(RAW DATA)

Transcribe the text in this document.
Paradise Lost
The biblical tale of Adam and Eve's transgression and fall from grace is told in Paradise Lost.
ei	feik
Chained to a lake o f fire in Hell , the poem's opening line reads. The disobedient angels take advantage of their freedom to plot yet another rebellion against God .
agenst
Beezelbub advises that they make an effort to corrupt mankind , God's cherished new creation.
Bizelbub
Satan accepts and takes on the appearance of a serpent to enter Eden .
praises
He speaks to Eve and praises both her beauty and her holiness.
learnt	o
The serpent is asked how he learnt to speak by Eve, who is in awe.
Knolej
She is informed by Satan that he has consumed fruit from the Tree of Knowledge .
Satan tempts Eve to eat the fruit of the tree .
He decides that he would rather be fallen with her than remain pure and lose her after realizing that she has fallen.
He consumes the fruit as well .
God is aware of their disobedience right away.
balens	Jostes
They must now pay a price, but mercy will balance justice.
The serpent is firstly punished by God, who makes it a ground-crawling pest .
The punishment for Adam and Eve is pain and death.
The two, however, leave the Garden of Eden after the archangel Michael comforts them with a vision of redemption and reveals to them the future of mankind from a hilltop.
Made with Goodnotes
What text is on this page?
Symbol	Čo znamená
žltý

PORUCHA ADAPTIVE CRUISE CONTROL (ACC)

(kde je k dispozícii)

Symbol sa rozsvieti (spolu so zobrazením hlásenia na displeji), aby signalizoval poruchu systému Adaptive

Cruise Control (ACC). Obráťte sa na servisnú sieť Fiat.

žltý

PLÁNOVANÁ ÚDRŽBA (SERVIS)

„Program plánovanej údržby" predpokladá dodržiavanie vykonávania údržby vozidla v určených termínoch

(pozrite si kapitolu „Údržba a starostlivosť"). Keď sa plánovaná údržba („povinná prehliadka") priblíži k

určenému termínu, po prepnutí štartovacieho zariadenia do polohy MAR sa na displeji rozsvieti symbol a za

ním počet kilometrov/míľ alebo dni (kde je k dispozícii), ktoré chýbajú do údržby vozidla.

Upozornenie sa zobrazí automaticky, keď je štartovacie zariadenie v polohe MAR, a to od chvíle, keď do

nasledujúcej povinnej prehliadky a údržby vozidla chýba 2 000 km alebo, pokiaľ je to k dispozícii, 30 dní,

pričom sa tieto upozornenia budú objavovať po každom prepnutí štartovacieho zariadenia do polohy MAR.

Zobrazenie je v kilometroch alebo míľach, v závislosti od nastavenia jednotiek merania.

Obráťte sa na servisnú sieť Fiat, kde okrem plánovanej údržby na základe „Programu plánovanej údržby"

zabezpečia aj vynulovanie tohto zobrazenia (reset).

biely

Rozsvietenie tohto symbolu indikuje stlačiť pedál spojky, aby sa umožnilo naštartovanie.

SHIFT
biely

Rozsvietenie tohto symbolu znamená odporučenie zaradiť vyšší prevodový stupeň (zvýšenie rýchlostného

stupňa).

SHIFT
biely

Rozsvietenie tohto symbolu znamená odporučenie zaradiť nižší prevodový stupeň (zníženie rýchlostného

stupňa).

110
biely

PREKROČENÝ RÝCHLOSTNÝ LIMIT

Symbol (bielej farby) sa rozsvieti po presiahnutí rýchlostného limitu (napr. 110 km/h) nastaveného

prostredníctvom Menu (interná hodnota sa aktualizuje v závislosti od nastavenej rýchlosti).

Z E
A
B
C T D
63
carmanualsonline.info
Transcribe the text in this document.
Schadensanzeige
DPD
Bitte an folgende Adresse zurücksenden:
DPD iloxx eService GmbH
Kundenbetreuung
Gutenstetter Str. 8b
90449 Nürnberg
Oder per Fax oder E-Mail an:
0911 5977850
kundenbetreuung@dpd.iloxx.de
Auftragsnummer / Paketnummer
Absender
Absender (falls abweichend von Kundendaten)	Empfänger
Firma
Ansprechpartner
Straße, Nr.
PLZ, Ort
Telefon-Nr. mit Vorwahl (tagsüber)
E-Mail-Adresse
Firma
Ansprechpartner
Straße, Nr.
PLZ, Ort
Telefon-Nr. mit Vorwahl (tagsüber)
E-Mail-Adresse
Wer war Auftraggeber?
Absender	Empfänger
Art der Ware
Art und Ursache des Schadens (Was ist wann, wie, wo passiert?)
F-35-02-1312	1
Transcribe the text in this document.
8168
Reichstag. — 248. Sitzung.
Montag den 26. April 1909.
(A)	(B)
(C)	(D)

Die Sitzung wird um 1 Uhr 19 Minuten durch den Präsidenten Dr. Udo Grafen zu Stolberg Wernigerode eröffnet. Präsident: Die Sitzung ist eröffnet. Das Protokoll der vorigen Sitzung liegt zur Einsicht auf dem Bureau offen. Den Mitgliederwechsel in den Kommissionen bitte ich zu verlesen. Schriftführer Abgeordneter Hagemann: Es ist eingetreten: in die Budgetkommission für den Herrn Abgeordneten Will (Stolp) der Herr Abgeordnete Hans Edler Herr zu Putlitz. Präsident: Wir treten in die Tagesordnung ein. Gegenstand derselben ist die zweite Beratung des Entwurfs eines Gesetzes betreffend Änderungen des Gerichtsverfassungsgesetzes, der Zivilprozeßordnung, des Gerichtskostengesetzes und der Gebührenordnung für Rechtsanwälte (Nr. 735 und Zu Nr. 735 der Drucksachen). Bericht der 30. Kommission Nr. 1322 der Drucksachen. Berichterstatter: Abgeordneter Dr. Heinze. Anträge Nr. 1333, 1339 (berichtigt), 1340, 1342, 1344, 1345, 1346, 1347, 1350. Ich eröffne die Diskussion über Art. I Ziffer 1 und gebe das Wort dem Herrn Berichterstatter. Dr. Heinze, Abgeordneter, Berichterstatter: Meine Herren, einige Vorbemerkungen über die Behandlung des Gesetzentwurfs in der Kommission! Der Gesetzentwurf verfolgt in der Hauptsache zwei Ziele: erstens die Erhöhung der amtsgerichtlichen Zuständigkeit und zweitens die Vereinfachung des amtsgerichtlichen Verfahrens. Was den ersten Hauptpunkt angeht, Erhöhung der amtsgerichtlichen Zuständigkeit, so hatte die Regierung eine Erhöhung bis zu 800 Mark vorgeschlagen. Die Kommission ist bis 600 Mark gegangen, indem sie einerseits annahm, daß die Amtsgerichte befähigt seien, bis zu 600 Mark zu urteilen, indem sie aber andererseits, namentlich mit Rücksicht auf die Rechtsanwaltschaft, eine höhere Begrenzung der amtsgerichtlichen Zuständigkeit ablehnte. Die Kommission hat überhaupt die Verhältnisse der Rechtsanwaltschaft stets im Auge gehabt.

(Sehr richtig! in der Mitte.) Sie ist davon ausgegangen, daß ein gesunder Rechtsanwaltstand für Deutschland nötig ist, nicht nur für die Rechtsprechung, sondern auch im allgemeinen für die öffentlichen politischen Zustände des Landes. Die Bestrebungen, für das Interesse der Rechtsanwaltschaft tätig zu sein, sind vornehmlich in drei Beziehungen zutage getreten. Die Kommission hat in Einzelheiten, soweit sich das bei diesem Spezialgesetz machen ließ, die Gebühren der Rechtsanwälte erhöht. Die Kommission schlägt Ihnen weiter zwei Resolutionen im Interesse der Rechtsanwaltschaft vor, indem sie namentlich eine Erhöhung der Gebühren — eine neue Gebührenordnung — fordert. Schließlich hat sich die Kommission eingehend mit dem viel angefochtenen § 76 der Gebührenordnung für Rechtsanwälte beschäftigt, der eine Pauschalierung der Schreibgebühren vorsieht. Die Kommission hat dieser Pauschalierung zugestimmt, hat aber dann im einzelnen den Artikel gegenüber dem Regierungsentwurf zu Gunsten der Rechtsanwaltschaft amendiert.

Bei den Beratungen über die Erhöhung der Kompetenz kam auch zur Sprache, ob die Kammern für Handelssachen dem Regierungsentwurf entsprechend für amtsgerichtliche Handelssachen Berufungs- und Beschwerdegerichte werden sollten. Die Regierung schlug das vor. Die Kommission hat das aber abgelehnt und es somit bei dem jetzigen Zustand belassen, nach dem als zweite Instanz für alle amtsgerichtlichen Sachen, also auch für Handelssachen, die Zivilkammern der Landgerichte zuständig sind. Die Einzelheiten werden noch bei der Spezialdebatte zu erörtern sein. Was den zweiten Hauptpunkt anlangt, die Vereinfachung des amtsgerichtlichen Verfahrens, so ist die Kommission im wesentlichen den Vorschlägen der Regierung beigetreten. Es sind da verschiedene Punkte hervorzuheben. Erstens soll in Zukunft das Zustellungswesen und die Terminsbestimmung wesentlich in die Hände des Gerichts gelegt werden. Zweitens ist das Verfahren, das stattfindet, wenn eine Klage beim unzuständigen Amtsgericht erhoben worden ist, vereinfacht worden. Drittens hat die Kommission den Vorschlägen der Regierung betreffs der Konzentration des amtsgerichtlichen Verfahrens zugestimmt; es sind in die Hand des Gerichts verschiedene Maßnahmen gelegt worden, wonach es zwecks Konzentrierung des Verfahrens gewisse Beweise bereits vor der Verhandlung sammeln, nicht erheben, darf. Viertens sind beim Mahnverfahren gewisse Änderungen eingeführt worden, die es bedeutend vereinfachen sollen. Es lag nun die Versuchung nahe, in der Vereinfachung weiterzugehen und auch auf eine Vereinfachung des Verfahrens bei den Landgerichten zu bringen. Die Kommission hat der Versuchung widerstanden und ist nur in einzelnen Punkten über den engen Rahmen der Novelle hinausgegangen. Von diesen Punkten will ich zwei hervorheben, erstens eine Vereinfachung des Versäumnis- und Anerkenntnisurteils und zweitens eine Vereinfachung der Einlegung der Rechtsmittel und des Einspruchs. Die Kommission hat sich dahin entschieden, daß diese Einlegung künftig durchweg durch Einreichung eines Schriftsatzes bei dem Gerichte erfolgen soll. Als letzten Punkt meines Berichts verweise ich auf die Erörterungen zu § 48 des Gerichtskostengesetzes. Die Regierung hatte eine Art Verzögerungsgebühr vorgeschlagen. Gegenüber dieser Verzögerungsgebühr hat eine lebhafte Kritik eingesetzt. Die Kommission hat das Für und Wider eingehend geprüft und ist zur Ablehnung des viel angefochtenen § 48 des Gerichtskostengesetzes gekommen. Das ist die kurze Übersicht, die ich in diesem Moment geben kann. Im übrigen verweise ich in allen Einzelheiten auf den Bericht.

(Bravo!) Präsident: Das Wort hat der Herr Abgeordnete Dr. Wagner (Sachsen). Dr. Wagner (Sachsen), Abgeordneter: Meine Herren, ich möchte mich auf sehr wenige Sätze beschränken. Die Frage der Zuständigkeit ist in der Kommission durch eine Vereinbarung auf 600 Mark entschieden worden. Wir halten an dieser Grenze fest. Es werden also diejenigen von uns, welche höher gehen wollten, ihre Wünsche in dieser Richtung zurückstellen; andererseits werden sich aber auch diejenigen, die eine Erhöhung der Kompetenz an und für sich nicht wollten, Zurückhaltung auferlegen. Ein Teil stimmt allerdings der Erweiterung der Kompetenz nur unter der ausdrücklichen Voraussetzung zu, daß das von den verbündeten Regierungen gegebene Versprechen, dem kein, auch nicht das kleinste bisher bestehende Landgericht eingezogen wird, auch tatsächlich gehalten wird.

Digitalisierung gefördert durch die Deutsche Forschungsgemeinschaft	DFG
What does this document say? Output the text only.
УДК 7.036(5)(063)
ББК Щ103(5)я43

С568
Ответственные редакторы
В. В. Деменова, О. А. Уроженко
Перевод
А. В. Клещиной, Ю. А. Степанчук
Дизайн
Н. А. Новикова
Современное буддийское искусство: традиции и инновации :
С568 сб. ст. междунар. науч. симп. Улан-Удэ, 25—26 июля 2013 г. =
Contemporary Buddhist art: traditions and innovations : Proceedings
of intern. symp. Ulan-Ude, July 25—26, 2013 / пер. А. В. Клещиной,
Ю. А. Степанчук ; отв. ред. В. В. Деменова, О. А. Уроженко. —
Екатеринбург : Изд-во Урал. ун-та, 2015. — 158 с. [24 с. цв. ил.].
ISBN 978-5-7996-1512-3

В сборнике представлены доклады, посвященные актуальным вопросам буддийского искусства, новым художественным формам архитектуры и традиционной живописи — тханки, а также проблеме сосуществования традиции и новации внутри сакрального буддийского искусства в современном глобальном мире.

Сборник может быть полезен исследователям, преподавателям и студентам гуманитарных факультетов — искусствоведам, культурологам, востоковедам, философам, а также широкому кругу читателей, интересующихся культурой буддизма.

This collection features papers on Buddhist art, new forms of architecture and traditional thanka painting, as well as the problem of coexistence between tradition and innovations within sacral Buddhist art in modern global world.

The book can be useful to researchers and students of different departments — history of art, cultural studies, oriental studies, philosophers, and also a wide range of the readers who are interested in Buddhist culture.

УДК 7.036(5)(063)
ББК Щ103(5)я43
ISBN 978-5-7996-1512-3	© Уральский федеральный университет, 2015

(WHAT IS EXPECTED) Write the lines out exactly, from the one with "What does this" down to the last line of the listing, and leave out all others.

(SOLUTION BELOW)
What does this document say? Output the text only.
УДК 7.036(5)(063)
ББК Щ103(5)я43

С568
Ответственные редакторы
В. В. Деменова, О. А. Уроженко
Перевод
А. В. Клещиной, Ю. А. Степанчук
Дизайн
Н. А. Новикова
Современное буддийское искусство: традиции и инновации :
С568 сб. ст. междунар. науч. симп. Улан-Удэ, 25—26 июля 2013 г. =
Contemporary Buddhist art: traditions and innovations : Proceedings
of intern. symp. Ulan-Ude, July 25—26, 2013 / пер. А. В. Клещиной,
Ю. А. Степанчук ; отв. ред. В. В. Деменова, О. А. Уроженко. —
Екатеринбург : Изд-во Урал. ун-та, 2015. — 158 с. [24 с. цв. ил.].
ISBN 978-5-7996-1512-3

В сборнике представлены доклады, посвященные актуальным вопросам буддийского искусства, новым художественным формам архитектуры и традиционной живописи — тханки, а также проблеме сосуществования традиции и новации внутри сакрального буддийского искусства в современном глобальном мире.

Сборник может быть полезен исследователям, преподавателям и студентам гуманитарных факультетов — искусствоведам, культурологам, востоковедам, философам, а также широкому кругу читателей, интересующихся культурой буддизма.

This collection features papers on Buddhist art, new forms of architecture and traditional thanka painting, as well as the problem of coexistence between tradition and innovations within sacral Buddhist art in modern global world.

The book can be useful to researchers and students of different departments — history of art, cultural studies, oriental studies, philosophers, and also a wide range of the readers who are interested in Buddhist culture.

УДК 7.036(5)(063)
ББК Щ103(5)я43
ISBN 978-5-7996-1512-3	© Уральский федеральный университет, 2015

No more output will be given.